Short exercise
Repeat, exactly and completely, the material that follows. Omit the pictures.

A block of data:

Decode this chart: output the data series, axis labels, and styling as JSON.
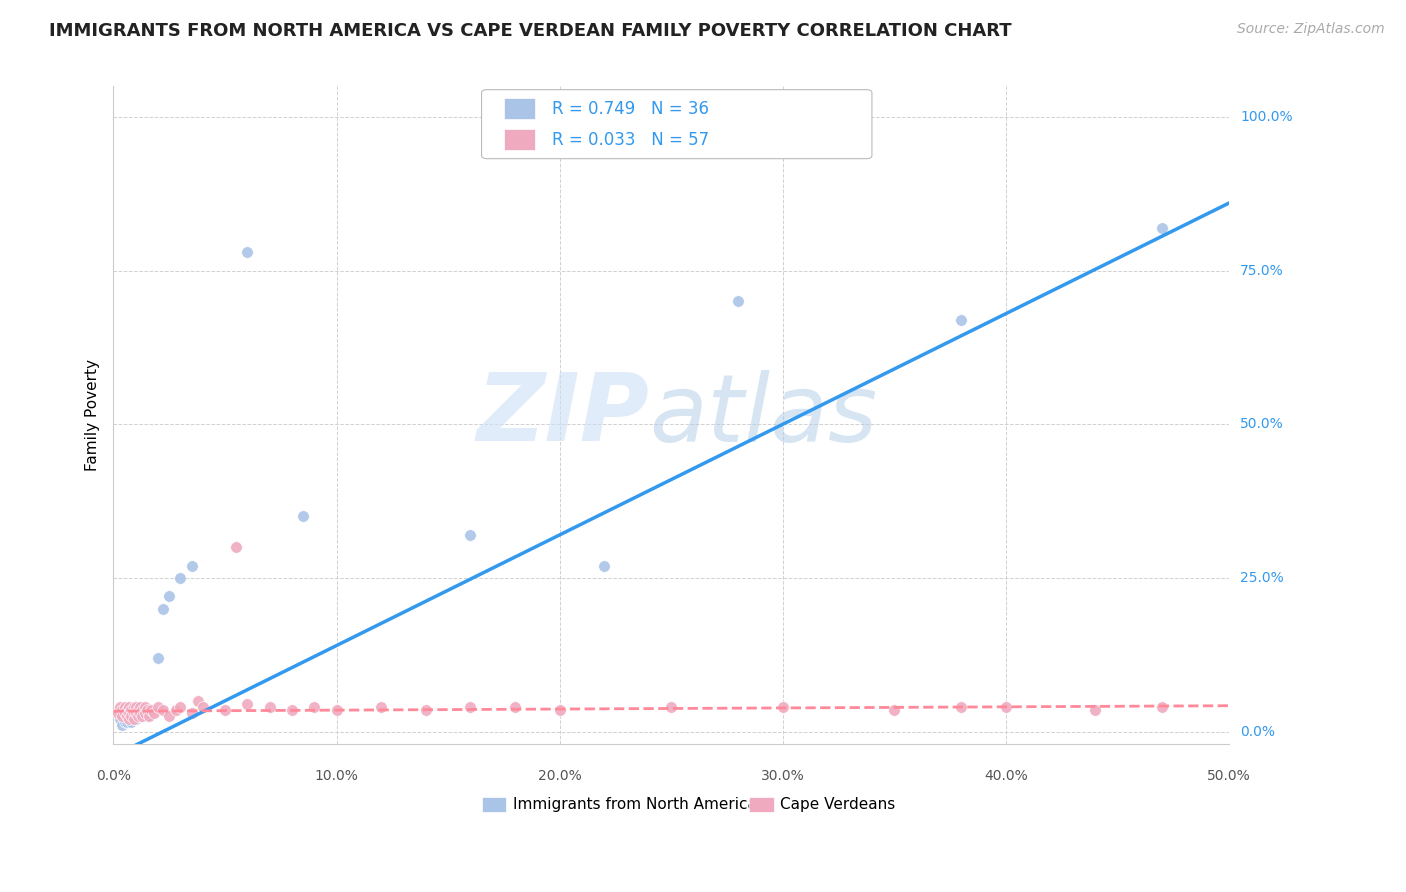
{
  "title": "IMMIGRANTS FROM NORTH AMERICA VS CAPE VERDEAN FAMILY POVERTY CORRELATION CHART",
  "source": "Source: ZipAtlas.com",
  "ylabel": "Family Poverty",
  "legend1_R": "0.749",
  "legend1_N": "36",
  "legend2_R": "0.033",
  "legend2_N": "57",
  "legend_bottom1": "Immigrants from North America",
  "legend_bottom2": "Cape Verdeans",
  "blue_color": "#aac4e8",
  "pink_color": "#f0aac0",
  "blue_line_color": "#3399ee",
  "pink_line_color": "#ff8899",
  "blue_points_x": [
    0.003,
    0.004,
    0.005,
    0.005,
    0.006,
    0.006,
    0.007,
    0.007,
    0.008,
    0.008,
    0.009,
    0.009,
    0.01,
    0.01,
    0.011,
    0.011,
    0.012,
    0.013,
    0.013,
    0.014,
    0.015,
    0.015,
    0.016,
    0.017,
    0.02,
    0.022,
    0.025,
    0.03,
    0.035,
    0.06,
    0.085,
    0.16,
    0.22,
    0.28,
    0.38,
    0.47
  ],
  "blue_points_y": [
    0.02,
    0.01,
    0.03,
    0.015,
    0.02,
    0.015,
    0.03,
    0.02,
    0.025,
    0.015,
    0.025,
    0.02,
    0.03,
    0.02,
    0.03,
    0.025,
    0.035,
    0.025,
    0.03,
    0.035,
    0.025,
    0.03,
    0.035,
    0.03,
    0.12,
    0.2,
    0.22,
    0.25,
    0.27,
    0.78,
    0.35,
    0.32,
    0.27,
    0.7,
    0.67,
    0.82
  ],
  "pink_points_x": [
    0.002,
    0.003,
    0.004,
    0.004,
    0.005,
    0.005,
    0.006,
    0.006,
    0.007,
    0.007,
    0.007,
    0.008,
    0.008,
    0.009,
    0.009,
    0.009,
    0.01,
    0.01,
    0.011,
    0.011,
    0.012,
    0.012,
    0.013,
    0.013,
    0.014,
    0.014,
    0.015,
    0.016,
    0.017,
    0.018,
    0.02,
    0.022,
    0.025,
    0.028,
    0.03,
    0.035,
    0.038,
    0.04,
    0.05,
    0.055,
    0.06,
    0.07,
    0.08,
    0.09,
    0.1,
    0.12,
    0.14,
    0.16,
    0.18,
    0.2,
    0.25,
    0.3,
    0.35,
    0.38,
    0.4,
    0.44,
    0.47
  ],
  "pink_points_y": [
    0.03,
    0.04,
    0.035,
    0.025,
    0.04,
    0.03,
    0.035,
    0.025,
    0.04,
    0.03,
    0.02,
    0.035,
    0.025,
    0.04,
    0.03,
    0.02,
    0.04,
    0.03,
    0.035,
    0.025,
    0.04,
    0.03,
    0.035,
    0.025,
    0.04,
    0.03,
    0.035,
    0.025,
    0.035,
    0.03,
    0.04,
    0.035,
    0.025,
    0.035,
    0.04,
    0.03,
    0.05,
    0.04,
    0.035,
    0.3,
    0.045,
    0.04,
    0.035,
    0.04,
    0.035,
    0.04,
    0.035,
    0.04,
    0.04,
    0.035,
    0.04,
    0.04,
    0.035,
    0.04,
    0.04,
    0.035,
    0.04
  ],
  "xlim": [
    0.0,
    0.5
  ],
  "ylim": [
    -0.02,
    1.05
  ],
  "xticks": [
    0.0,
    0.1,
    0.2,
    0.3,
    0.4,
    0.5
  ],
  "xtick_labels": [
    "0.0%",
    "10.0%",
    "20.0%",
    "30.0%",
    "40.0%",
    "50.0%"
  ],
  "yticks": [
    0.0,
    0.25,
    0.5,
    0.75,
    1.0
  ],
  "ytick_labels": [
    "0.0%",
    "25.0%",
    "50.0%",
    "75.0%",
    "100.0%"
  ],
  "blue_line_x0": 0.0,
  "blue_line_y0": -0.04,
  "blue_line_x1": 0.5,
  "blue_line_y1": 0.86,
  "pink_line_x0": 0.0,
  "pink_line_y0": 0.033,
  "pink_line_x1": 0.5,
  "pink_line_y1": 0.042,
  "title_fontsize": 13,
  "source_fontsize": 10
}
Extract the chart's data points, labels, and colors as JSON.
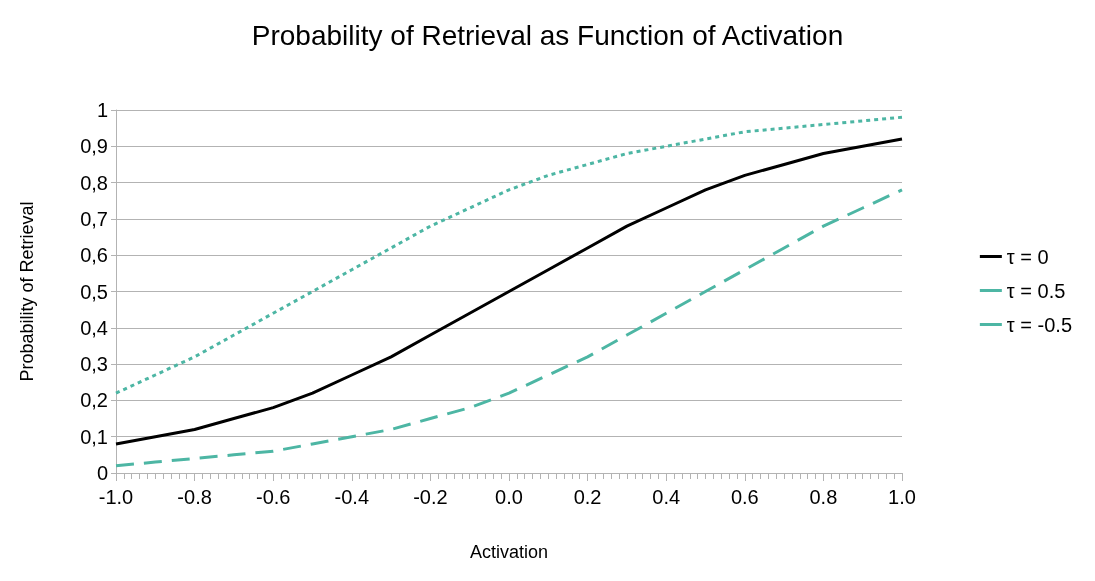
{
  "chart_data": {
    "type": "line",
    "title": "Probability of Retrieval as Function of Activation",
    "xlabel": "Activation",
    "ylabel": "Probability of Retrieval",
    "x": [
      -1.0,
      -0.9,
      -0.8,
      -0.7,
      -0.6,
      -0.5,
      -0.4,
      -0.3,
      -0.2,
      -0.1,
      0.0,
      0.1,
      0.2,
      0.3,
      0.4,
      0.5,
      0.6,
      0.7,
      0.8,
      0.9,
      1.0
    ],
    "series": [
      {
        "name": "τ = 0",
        "color": "#000000",
        "line_style": "solid",
        "values": [
          0.08,
          0.1,
          0.12,
          0.15,
          0.18,
          0.22,
          0.27,
          0.32,
          0.38,
          0.44,
          0.5,
          0.56,
          0.62,
          0.68,
          0.73,
          0.78,
          0.82,
          0.85,
          0.88,
          0.9,
          0.92
        ]
      },
      {
        "name": "τ = 0.5",
        "color": "#4db6a4",
        "line_style": "dashed",
        "values": [
          0.02,
          0.03,
          0.04,
          0.05,
          0.06,
          0.08,
          0.1,
          0.12,
          0.15,
          0.18,
          0.22,
          0.27,
          0.32,
          0.38,
          0.44,
          0.5,
          0.56,
          0.62,
          0.68,
          0.73,
          0.78
        ]
      },
      {
        "name": "τ = -0.5",
        "color": "#4db6a4",
        "line_style": "dotted",
        "values": [
          0.22,
          0.27,
          0.32,
          0.38,
          0.44,
          0.5,
          0.56,
          0.62,
          0.68,
          0.73,
          0.78,
          0.82,
          0.85,
          0.88,
          0.9,
          0.92,
          0.94,
          0.95,
          0.96,
          0.97,
          0.98
        ]
      }
    ],
    "xlim": [
      -1.0,
      1.0
    ],
    "xticks": [
      {
        "value": -1.0,
        "label": "-1.0"
      },
      {
        "value": -0.8,
        "label": "-0.8"
      },
      {
        "value": -0.6,
        "label": "-0.6"
      },
      {
        "value": -0.4,
        "label": "-0.4"
      },
      {
        "value": -0.2,
        "label": "-0.2"
      },
      {
        "value": 0,
        "label": "0.0"
      },
      {
        "value": 0.2,
        "label": "0.2"
      },
      {
        "value": 0.4,
        "label": "0.4"
      },
      {
        "value": 0.6,
        "label": "0.6"
      },
      {
        "value": 0.8,
        "label": "0.8"
      },
      {
        "value": 1.0,
        "label": "1.0"
      }
    ],
    "ylim": [
      0,
      1
    ],
    "yticks": [
      0,
      {
        "value": 0.1,
        "label": "0,1"
      },
      {
        "value": 0.2,
        "label": "0,2"
      },
      {
        "value": 0.3,
        "label": "0,3"
      },
      {
        "value": 0.4,
        "label": "0,4"
      },
      {
        "value": 0.5,
        "label": "0,5"
      },
      {
        "value": 0.6,
        "label": "0,6"
      },
      {
        "value": 0.7,
        "label": "0,7"
      },
      {
        "value": 0.8,
        "label": "0,8"
      },
      {
        "value": 0.9,
        "label": "0,9"
      },
      1
    ],
    "grid": "y",
    "legend": "right",
    "marker": "none"
  }
}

Written response
Decode this chart: output the data series, axis labels, and styling as JSON.
{
  "title": "IMMIGRANTS FROM NORTH AMERICA VS CAPE VERDEAN FAMILY POVERTY CORRELATION CHART",
  "source": "Source: ZipAtlas.com",
  "ylabel": "Family Poverty",
  "legend1_R": "0.749",
  "legend1_N": "36",
  "legend2_R": "0.033",
  "legend2_N": "57",
  "legend_bottom1": "Immigrants from North America",
  "legend_bottom2": "Cape Verdeans",
  "blue_color": "#aac4e8",
  "pink_color": "#f0aac0",
  "blue_line_color": "#3399ee",
  "pink_line_color": "#ff8899",
  "blue_points_x": [
    0.003,
    0.004,
    0.005,
    0.005,
    0.006,
    0.006,
    0.007,
    0.007,
    0.008,
    0.008,
    0.009,
    0.009,
    0.01,
    0.01,
    0.011,
    0.011,
    0.012,
    0.013,
    0.013,
    0.014,
    0.015,
    0.015,
    0.016,
    0.017,
    0.02,
    0.022,
    0.025,
    0.03,
    0.035,
    0.06,
    0.085,
    0.16,
    0.22,
    0.28,
    0.38,
    0.47
  ],
  "blue_points_y": [
    0.02,
    0.01,
    0.03,
    0.015,
    0.02,
    0.015,
    0.03,
    0.02,
    0.025,
    0.015,
    0.025,
    0.02,
    0.03,
    0.02,
    0.03,
    0.025,
    0.035,
    0.025,
    0.03,
    0.035,
    0.025,
    0.03,
    0.035,
    0.03,
    0.12,
    0.2,
    0.22,
    0.25,
    0.27,
    0.78,
    0.35,
    0.32,
    0.27,
    0.7,
    0.67,
    0.82
  ],
  "pink_points_x": [
    0.002,
    0.003,
    0.004,
    0.004,
    0.005,
    0.005,
    0.006,
    0.006,
    0.007,
    0.007,
    0.007,
    0.008,
    0.008,
    0.009,
    0.009,
    0.009,
    0.01,
    0.01,
    0.011,
    0.011,
    0.012,
    0.012,
    0.013,
    0.013,
    0.014,
    0.014,
    0.015,
    0.016,
    0.017,
    0.018,
    0.02,
    0.022,
    0.025,
    0.028,
    0.03,
    0.035,
    0.038,
    0.04,
    0.05,
    0.055,
    0.06,
    0.07,
    0.08,
    0.09,
    0.1,
    0.12,
    0.14,
    0.16,
    0.18,
    0.2,
    0.25,
    0.3,
    0.35,
    0.38,
    0.4,
    0.44,
    0.47
  ],
  "pink_points_y": [
    0.03,
    0.04,
    0.035,
    0.025,
    0.04,
    0.03,
    0.035,
    0.025,
    0.04,
    0.03,
    0.02,
    0.035,
    0.025,
    0.04,
    0.03,
    0.02,
    0.04,
    0.03,
    0.035,
    0.025,
    0.04,
    0.03,
    0.035,
    0.025,
    0.04,
    0.03,
    0.035,
    0.025,
    0.035,
    0.03,
    0.04,
    0.035,
    0.025,
    0.035,
    0.04,
    0.03,
    0.05,
    0.04,
    0.035,
    0.3,
    0.045,
    0.04,
    0.035,
    0.04,
    0.035,
    0.04,
    0.035,
    0.04,
    0.04,
    0.035,
    0.04,
    0.04,
    0.035,
    0.04,
    0.04,
    0.035,
    0.04
  ],
  "xlim": [
    0.0,
    0.5
  ],
  "ylim": [
    -0.02,
    1.05
  ],
  "xticks": [
    0.0,
    0.1,
    0.2,
    0.3,
    0.4,
    0.5
  ],
  "xtick_labels": [
    "0.0%",
    "10.0%",
    "20.0%",
    "30.0%",
    "40.0%",
    "50.0%"
  ],
  "yticks": [
    0.0,
    0.25,
    0.5,
    0.75,
    1.0
  ],
  "ytick_labels": [
    "0.0%",
    "25.0%",
    "50.0%",
    "75.0%",
    "100.0%"
  ],
  "blue_line_x0": 0.0,
  "blue_line_y0": -0.04,
  "blue_line_x1": 0.5,
  "blue_line_y1": 0.86,
  "pink_line_x0": 0.0,
  "pink_line_y0": 0.033,
  "pink_line_x1": 0.5,
  "pink_line_y1": 0.042,
  "title_fontsize": 13,
  "source_fontsize": 10
}
Extract the chart's data points, labels, and colors as JSON.
{
  "chart_data": {
    "type": "line",
    "title": "Probability of Retrieval as Function of Activation",
    "xlabel": "Activation",
    "ylabel": "Probability of Retrieval",
    "x": [
      -1.0,
      -0.9,
      -0.8,
      -0.7,
      -0.6,
      -0.5,
      -0.4,
      -0.3,
      -0.2,
      -0.1,
      0.0,
      0.1,
      0.2,
      0.3,
      0.4,
      0.5,
      0.6,
      0.7,
      0.8,
      0.9,
      1.0
    ],
    "series": [
      {
        "name": "τ = 0",
        "color": "#000000",
        "line_style": "solid",
        "values": [
          0.08,
          0.1,
          0.12,
          0.15,
          0.18,
          0.22,
          0.27,
          0.32,
          0.38,
          0.44,
          0.5,
          0.56,
          0.62,
          0.68,
          0.73,
          0.78,
          0.82,
          0.85,
          0.88,
          0.9,
          0.92
        ]
      },
      {
        "name": "τ = 0.5",
        "color": "#4db6a4",
        "line_style": "dashed",
        "values": [
          0.02,
          0.03,
          0.04,
          0.05,
          0.06,
          0.08,
          0.1,
          0.12,
          0.15,
          0.18,
          0.22,
          0.27,
          0.32,
          0.38,
          0.44,
          0.5,
          0.56,
          0.62,
          0.68,
          0.73,
          0.78
        ]
      },
      {
        "name": "τ = -0.5",
        "color": "#4db6a4",
        "line_style": "dotted",
        "values": [
          0.22,
          0.27,
          0.32,
          0.38,
          0.44,
          0.5,
          0.56,
          0.62,
          0.68,
          0.73,
          0.78,
          0.82,
          0.85,
          0.88,
          0.9,
          0.92,
          0.94,
          0.95,
          0.96,
          0.97,
          0.98
        ]
      }
    ],
    "xlim": [
      -1.0,
      1.0
    ],
    "xticks": [
      {
        "value": -1.0,
        "label": "-1.0"
      },
      {
        "value": -0.8,
        "label": "-0.8"
      },
      {
        "value": -0.6,
        "label": "-0.6"
      },
      {
        "value": -0.4,
        "label": "-0.4"
      },
      {
        "value": -0.2,
        "label": "-0.2"
      },
      {
        "value": 0,
        "label": "0.0"
      },
      {
        "value": 0.2,
        "label": "0.2"
      },
      {
        "value": 0.4,
        "label": "0.4"
      },
      {
        "value": 0.6,
        "label": "0.6"
      },
      {
        "value": 0.8,
        "label": "0.8"
      },
      {
        "value": 1.0,
        "label": "1.0"
      }
    ],
    "ylim": [
      0,
      1
    ],
    "yticks": [
      0,
      {
        "value": 0.1,
        "label": "0,1"
      },
      {
        "value": 0.2,
        "label": "0,2"
      },
      {
        "value": 0.3,
        "label": "0,3"
      },
      {
        "value": 0.4,
        "label": "0,4"
      },
      {
        "value": 0.5,
        "label": "0,5"
      },
      {
        "value": 0.6,
        "label": "0,6"
      },
      {
        "value": 0.7,
        "label": "0,7"
      },
      {
        "value": 0.8,
        "label": "0,8"
      },
      {
        "value": 0.9,
        "label": "0,9"
      },
      1
    ],
    "grid": "y",
    "legend": "right",
    "marker": "none"
  }
}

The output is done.